Work instructions -
Quote the entries in full, character for character, without their images.

Records for the task -
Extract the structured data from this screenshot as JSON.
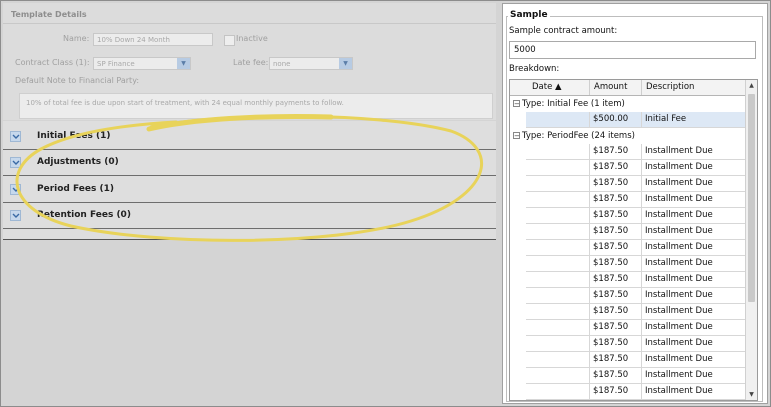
{
  "template_details": {
    "title": "Template Details",
    "name_label": "Name:",
    "name_value": "10% Down 24 Month",
    "inactive_label": "Inactive",
    "contract_class_label": "Contract Class (1):",
    "contract_class_value": "SP Finance",
    "late_fee_label": "Late fee:",
    "late_fee_value": "none",
    "default_note_label": "Default Note to Financial Party:",
    "default_note_value": "10% of total fee is due upon start of treatment, with 24 equal monthly payments to follow."
  },
  "sections": [
    {
      "label": "Initial Fees (1)"
    },
    {
      "label": "Adjustments (0)"
    },
    {
      "label": "Period Fees (1)"
    },
    {
      "label": "Retention Fees (0)"
    }
  ],
  "sample": {
    "title": "Sample",
    "amount_label": "Sample contract amount:",
    "amount_value": "5000",
    "breakdown_label": "Breakdown:",
    "columns": {
      "date": "Date ▲",
      "amount": "Amount",
      "description": "Description"
    },
    "groups": [
      {
        "label": "Type: Initial Fee (1 item)",
        "rows": [
          {
            "date": "",
            "amount": "$500.00",
            "description": "Initial Fee"
          }
        ]
      },
      {
        "label": "Type: PeriodFee (24 items)",
        "rows": [
          {
            "date": "",
            "amount": "$187.50",
            "description": "Installment Due"
          },
          {
            "date": "",
            "amount": "$187.50",
            "description": "Installment Due"
          },
          {
            "date": "",
            "amount": "$187.50",
            "description": "Installment Due"
          },
          {
            "date": "",
            "amount": "$187.50",
            "description": "Installment Due"
          },
          {
            "date": "",
            "amount": "$187.50",
            "description": "Installment Due"
          },
          {
            "date": "",
            "amount": "$187.50",
            "description": "Installment Due"
          },
          {
            "date": "",
            "amount": "$187.50",
            "description": "Installment Due"
          },
          {
            "date": "",
            "amount": "$187.50",
            "description": "Installment Due"
          },
          {
            "date": "",
            "amount": "$187.50",
            "description": "Installment Due"
          },
          {
            "date": "",
            "amount": "$187.50",
            "description": "Installment Due"
          },
          {
            "date": "",
            "amount": "$187.50",
            "description": "Installment Due"
          },
          {
            "date": "",
            "amount": "$187.50",
            "description": "Installment Due"
          },
          {
            "date": "",
            "amount": "$187.50",
            "description": "Installment Due"
          },
          {
            "date": "",
            "amount": "$187.50",
            "description": "Installment Due"
          },
          {
            "date": "",
            "amount": "$187.50",
            "description": "Installment Due"
          },
          {
            "date": "",
            "amount": "$187.50",
            "description": "Installment Due"
          },
          {
            "date": "",
            "amount": "$187.50",
            "description": "Installment Due"
          }
        ]
      }
    ]
  },
  "colors": {
    "highlight": "#e8d35a",
    "selected_row": "#dde8f5",
    "expander": "#c6d8ec"
  }
}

Correct result -
Extract the structured data from this screenshot as JSON.
{
  "template_details": {
    "title": "Template Details",
    "name_label": "Name:",
    "name_value": "10% Down 24 Month",
    "inactive_label": "Inactive",
    "contract_class_label": "Contract Class (1):",
    "contract_class_value": "SP Finance",
    "late_fee_label": "Late fee:",
    "late_fee_value": "none",
    "default_note_label": "Default Note to Financial Party:",
    "default_note_value": "10% of total fee is due upon start of treatment, with 24 equal monthly payments to follow."
  },
  "sections": [
    {
      "label": "Initial Fees (1)"
    },
    {
      "label": "Adjustments (0)"
    },
    {
      "label": "Period Fees (1)"
    },
    {
      "label": "Retention Fees (0)"
    }
  ],
  "sample": {
    "title": "Sample",
    "amount_label": "Sample contract amount:",
    "amount_value": "5000",
    "breakdown_label": "Breakdown:",
    "columns": {
      "date": "Date ▲",
      "amount": "Amount",
      "description": "Description"
    },
    "groups": [
      {
        "label": "Type: Initial Fee (1 item)",
        "rows": [
          {
            "date": "",
            "amount": "$500.00",
            "description": "Initial Fee"
          }
        ]
      },
      {
        "label": "Type: PeriodFee (24 items)",
        "rows": [
          {
            "date": "",
            "amount": "$187.50",
            "description": "Installment Due"
          },
          {
            "date": "",
            "amount": "$187.50",
            "description": "Installment Due"
          },
          {
            "date": "",
            "amount": "$187.50",
            "description": "Installment Due"
          },
          {
            "date": "",
            "amount": "$187.50",
            "description": "Installment Due"
          },
          {
            "date": "",
            "amount": "$187.50",
            "description": "Installment Due"
          },
          {
            "date": "",
            "amount": "$187.50",
            "description": "Installment Due"
          },
          {
            "date": "",
            "amount": "$187.50",
            "description": "Installment Due"
          },
          {
            "date": "",
            "amount": "$187.50",
            "description": "Installment Due"
          },
          {
            "date": "",
            "amount": "$187.50",
            "description": "Installment Due"
          },
          {
            "date": "",
            "amount": "$187.50",
            "description": "Installment Due"
          },
          {
            "date": "",
            "amount": "$187.50",
            "description": "Installment Due"
          },
          {
            "date": "",
            "amount": "$187.50",
            "description": "Installment Due"
          },
          {
            "date": "",
            "amount": "$187.50",
            "description": "Installment Due"
          },
          {
            "date": "",
            "amount": "$187.50",
            "description": "Installment Due"
          },
          {
            "date": "",
            "amount": "$187.50",
            "description": "Installment Due"
          },
          {
            "date": "",
            "amount": "$187.50",
            "description": "Installment Due"
          },
          {
            "date": "",
            "amount": "$187.50",
            "description": "Installment Due"
          }
        ]
      }
    ]
  },
  "colors": {
    "highlight": "#e8d35a",
    "selected_row": "#dde8f5",
    "expander": "#c6d8ec"
  }
}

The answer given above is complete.